[Start ENTRIES PROVIDED]

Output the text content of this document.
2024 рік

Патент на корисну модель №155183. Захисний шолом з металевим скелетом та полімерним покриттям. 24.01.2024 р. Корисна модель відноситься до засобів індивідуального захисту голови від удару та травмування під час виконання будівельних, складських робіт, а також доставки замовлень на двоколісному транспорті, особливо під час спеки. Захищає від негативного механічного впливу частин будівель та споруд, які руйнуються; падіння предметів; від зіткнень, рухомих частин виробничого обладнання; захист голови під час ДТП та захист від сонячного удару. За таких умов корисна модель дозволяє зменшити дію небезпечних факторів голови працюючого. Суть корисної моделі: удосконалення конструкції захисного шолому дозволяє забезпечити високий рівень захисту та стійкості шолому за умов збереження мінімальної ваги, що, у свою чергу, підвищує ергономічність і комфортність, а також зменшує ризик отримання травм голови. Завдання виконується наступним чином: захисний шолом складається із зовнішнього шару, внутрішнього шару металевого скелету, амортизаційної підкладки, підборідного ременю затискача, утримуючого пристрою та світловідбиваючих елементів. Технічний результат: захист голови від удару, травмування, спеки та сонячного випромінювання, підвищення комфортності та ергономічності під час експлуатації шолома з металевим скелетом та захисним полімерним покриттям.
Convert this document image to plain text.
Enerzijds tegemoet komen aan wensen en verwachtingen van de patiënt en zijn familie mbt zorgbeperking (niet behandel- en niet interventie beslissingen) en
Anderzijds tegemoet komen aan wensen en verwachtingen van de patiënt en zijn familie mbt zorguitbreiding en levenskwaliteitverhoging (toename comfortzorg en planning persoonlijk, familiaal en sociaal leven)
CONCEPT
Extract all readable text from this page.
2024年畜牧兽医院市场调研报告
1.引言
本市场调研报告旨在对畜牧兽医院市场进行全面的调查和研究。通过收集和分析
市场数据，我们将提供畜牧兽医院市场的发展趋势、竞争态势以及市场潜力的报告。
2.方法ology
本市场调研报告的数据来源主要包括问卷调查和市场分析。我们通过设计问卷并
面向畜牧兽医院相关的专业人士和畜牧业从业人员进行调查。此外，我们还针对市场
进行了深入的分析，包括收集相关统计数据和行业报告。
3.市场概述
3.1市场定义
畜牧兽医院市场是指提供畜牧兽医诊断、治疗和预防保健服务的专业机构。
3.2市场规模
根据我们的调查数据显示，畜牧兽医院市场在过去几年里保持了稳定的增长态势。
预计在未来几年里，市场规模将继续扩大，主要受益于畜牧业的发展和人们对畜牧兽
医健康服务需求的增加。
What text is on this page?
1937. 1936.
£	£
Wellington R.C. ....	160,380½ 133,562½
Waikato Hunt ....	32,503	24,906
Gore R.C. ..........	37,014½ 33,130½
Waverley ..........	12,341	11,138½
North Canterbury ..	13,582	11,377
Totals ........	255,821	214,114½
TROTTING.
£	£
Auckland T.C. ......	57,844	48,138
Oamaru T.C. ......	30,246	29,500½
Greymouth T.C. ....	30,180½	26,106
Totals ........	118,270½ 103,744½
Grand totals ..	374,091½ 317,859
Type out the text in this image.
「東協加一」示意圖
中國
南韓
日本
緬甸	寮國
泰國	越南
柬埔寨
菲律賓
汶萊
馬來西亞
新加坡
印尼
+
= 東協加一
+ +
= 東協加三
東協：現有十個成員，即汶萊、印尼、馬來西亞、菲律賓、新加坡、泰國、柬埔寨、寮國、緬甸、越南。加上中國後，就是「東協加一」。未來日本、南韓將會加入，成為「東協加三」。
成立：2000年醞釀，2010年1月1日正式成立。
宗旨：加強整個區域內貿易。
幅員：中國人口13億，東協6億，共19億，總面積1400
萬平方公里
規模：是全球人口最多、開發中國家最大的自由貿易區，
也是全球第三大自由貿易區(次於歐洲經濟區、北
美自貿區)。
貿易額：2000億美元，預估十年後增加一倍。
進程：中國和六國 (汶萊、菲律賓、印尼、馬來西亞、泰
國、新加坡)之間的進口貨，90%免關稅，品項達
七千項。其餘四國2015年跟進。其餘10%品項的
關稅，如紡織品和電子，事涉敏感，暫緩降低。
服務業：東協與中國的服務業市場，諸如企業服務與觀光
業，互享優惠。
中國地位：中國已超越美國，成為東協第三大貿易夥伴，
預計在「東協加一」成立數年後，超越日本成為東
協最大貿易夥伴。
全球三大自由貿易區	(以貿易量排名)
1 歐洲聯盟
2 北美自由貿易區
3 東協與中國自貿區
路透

[End ENTRIES PROVIDED]

Examine the records and report how many lines contain the string "東協加三". Only the number should be given.

EXERCISE ANSWER: 2